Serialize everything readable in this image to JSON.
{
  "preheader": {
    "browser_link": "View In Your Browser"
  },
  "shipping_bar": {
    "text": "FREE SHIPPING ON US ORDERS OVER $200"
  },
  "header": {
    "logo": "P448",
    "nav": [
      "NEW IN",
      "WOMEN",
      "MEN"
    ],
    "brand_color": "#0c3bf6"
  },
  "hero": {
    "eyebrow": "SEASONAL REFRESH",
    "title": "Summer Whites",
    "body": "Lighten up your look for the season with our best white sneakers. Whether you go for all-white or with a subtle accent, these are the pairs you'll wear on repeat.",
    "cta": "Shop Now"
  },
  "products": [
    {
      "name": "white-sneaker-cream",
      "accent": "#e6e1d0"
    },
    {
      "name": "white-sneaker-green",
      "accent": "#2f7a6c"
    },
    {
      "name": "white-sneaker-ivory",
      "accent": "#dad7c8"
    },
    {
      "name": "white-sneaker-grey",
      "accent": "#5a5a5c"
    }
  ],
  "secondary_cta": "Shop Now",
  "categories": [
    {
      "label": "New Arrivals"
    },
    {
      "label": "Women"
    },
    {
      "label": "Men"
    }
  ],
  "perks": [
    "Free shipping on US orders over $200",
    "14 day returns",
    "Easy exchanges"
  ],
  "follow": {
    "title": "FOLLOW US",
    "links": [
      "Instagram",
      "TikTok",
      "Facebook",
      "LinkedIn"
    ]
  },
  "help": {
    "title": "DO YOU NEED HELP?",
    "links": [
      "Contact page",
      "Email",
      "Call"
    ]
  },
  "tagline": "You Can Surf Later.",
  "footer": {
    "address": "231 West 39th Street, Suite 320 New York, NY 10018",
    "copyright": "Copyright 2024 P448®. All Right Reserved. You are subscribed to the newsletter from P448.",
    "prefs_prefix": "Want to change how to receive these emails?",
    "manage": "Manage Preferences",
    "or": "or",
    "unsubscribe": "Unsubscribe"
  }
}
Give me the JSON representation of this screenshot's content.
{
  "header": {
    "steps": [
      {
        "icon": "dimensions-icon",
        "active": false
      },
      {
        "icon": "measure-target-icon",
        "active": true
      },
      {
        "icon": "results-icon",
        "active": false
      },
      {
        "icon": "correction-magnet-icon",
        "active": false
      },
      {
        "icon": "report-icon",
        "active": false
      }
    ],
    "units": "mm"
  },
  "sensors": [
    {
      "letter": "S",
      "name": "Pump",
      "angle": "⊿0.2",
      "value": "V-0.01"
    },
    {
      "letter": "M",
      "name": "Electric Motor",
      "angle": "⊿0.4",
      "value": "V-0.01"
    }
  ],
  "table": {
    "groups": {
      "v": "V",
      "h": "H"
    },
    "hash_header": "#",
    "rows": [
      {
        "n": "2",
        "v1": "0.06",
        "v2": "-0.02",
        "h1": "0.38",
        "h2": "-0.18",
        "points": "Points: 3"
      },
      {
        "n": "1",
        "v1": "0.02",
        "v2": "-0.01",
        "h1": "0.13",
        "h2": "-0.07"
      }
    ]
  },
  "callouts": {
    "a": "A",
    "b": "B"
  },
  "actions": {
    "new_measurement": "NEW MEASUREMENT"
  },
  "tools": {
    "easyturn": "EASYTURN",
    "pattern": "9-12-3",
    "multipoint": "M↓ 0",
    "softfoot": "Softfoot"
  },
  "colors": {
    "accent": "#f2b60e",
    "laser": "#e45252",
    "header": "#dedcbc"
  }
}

......

Requirement.
Begin with the line that contains "Give me the" and end with the last line of the records; set down every line in that span exactly, and nothing else.

Complete answer.
Give me the JSON representation of this screenshot's content.
{
  "header": {
    "steps": [
      {
        "icon": "dimensions-icon",
        "active": false
      },
      {
        "icon": "measure-target-icon",
        "active": true
      },
      {
        "icon": "results-icon",
        "active": false
      },
      {
        "icon": "correction-magnet-icon",
        "active": false
      },
      {
        "icon": "report-icon",
        "active": false
      }
    ],
    "units": "mm"
  },
  "sensors": [
    {
      "letter": "S",
      "name": "Pump",
      "angle": "⊿0.2",
      "value": "V-0.01"
    },
    {
      "letter": "M",
      "name": "Electric Motor",
      "angle": "⊿0.4",
      "value": "V-0.01"
    }
  ],
  "table": {
    "groups": {
      "v": "V",
      "h": "H"
    },
    "hash_header": "#",
    "rows": [
      {
        "n": "2",
        "v1": "0.06",
        "v2": "-0.02",
        "h1": "0.38",
        "h2": "-0.18",
        "points": "Points: 3"
      },
      {
        "n": "1",
        "v1": "0.02",
        "v2": "-0.01",
        "h1": "0.13",
        "h2": "-0.07"
      }
    ]
  },
  "callouts": {
    "a": "A",
    "b": "B"
  },
  "actions": {
    "new_measurement": "NEW MEASUREMENT"
  },
  "tools": {
    "easyturn": "EASYTURN",
    "pattern": "9-12-3",
    "multipoint": "M↓ 0",
    "softfoot": "Softfoot"
  },
  "colors": {
    "accent": "#f2b60e",
    "laser": "#e45252",
    "header": "#dedcbc"
  }
}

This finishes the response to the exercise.